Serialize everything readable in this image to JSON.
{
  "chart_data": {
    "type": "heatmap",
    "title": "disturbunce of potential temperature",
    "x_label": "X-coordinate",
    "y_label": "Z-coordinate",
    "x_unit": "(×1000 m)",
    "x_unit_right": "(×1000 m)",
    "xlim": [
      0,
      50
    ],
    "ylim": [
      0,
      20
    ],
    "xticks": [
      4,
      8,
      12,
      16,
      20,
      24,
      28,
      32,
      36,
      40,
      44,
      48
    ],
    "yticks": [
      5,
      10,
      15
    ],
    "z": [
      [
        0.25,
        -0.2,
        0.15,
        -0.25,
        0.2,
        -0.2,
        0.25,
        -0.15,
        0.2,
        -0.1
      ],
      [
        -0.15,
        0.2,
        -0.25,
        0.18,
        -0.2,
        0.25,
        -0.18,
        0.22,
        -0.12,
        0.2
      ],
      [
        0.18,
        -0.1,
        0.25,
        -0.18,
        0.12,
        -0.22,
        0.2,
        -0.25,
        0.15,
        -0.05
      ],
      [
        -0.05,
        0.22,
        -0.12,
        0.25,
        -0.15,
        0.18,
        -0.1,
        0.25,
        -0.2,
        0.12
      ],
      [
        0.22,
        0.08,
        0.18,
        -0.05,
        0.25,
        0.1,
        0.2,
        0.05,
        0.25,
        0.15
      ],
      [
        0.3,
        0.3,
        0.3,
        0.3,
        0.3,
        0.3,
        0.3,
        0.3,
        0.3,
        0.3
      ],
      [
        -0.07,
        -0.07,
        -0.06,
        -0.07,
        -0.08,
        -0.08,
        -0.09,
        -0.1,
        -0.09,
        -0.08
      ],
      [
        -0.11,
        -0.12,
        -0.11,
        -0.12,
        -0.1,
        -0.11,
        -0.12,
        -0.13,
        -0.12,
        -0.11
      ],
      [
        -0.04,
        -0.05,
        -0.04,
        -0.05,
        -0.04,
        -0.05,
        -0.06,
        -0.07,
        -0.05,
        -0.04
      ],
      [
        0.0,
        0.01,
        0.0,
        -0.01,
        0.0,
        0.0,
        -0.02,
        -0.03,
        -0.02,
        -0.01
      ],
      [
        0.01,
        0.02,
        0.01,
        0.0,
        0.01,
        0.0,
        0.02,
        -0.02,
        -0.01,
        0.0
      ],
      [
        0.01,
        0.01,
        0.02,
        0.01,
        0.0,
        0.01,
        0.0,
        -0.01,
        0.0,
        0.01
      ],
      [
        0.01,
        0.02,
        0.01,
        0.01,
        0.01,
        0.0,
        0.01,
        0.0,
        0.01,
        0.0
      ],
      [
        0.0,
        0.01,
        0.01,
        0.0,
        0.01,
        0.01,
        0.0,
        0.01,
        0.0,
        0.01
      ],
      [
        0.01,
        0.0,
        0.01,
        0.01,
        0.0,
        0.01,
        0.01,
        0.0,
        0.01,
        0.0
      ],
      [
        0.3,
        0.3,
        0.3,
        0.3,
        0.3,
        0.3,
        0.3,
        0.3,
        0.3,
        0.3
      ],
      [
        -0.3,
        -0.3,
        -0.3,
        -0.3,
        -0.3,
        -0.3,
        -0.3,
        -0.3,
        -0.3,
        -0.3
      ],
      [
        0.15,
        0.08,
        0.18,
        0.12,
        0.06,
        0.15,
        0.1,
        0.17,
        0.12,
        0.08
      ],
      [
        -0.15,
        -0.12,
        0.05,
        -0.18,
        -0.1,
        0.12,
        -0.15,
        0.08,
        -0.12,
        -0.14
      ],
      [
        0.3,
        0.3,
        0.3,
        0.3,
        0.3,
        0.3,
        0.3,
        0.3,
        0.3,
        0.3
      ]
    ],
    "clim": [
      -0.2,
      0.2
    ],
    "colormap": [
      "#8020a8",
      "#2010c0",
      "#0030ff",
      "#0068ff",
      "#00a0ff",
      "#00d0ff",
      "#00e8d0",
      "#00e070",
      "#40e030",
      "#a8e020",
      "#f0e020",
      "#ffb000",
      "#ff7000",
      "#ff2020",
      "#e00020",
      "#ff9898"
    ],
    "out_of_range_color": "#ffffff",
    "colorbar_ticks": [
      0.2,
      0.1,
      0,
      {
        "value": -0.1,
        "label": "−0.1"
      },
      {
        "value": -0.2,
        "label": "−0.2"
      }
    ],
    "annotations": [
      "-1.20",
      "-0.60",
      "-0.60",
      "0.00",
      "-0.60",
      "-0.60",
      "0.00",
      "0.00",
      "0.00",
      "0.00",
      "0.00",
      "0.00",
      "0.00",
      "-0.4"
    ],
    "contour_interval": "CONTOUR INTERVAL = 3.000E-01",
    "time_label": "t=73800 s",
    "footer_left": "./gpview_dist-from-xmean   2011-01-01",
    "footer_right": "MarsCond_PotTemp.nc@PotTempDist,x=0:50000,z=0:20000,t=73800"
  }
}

————————

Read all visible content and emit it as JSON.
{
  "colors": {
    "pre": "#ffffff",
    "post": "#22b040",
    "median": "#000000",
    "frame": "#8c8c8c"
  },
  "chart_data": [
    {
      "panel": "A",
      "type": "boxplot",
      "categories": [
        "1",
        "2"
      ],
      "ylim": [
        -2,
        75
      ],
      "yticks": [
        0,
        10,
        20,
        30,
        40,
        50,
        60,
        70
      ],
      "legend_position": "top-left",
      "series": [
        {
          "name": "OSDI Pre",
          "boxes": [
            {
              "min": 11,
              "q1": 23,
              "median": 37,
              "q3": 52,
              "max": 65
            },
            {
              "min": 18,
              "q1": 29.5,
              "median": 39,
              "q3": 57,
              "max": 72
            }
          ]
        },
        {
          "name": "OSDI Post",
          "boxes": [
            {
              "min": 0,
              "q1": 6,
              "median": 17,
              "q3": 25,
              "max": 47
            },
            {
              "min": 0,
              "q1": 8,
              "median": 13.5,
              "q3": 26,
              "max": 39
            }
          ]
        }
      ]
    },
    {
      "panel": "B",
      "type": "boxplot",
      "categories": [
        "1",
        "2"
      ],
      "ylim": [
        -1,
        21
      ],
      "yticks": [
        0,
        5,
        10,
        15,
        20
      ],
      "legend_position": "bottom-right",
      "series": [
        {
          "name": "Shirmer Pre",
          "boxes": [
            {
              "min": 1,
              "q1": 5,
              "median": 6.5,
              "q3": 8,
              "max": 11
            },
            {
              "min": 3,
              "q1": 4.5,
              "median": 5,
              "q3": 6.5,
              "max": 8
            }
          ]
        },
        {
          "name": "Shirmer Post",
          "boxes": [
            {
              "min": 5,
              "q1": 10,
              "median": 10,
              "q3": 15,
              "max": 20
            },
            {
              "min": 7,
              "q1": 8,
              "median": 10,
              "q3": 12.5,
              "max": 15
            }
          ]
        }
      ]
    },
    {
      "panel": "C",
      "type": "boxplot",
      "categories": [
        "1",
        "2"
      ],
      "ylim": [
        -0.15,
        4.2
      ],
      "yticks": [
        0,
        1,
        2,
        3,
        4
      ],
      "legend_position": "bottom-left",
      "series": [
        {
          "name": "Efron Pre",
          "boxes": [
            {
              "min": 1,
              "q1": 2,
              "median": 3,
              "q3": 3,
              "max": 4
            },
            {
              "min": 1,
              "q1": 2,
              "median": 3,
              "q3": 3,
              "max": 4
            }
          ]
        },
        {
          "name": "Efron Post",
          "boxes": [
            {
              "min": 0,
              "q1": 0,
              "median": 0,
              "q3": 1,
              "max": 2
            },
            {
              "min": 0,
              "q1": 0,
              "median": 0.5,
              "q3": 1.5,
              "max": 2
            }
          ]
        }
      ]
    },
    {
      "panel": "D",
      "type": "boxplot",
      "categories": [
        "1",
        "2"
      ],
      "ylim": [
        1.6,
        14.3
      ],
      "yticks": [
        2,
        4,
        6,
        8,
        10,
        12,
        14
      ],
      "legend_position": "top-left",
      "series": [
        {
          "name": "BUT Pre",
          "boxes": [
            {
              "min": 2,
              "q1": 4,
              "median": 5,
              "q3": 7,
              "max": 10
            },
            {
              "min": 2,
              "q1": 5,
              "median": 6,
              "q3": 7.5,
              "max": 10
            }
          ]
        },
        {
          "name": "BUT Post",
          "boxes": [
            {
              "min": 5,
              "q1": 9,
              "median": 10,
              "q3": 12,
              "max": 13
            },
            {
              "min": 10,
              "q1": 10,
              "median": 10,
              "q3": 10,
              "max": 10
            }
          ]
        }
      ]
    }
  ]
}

————————

Work to be completed
Determine the number of lines in the data that contain "ffffff" as a word or string, and state only that number.

Finished task
2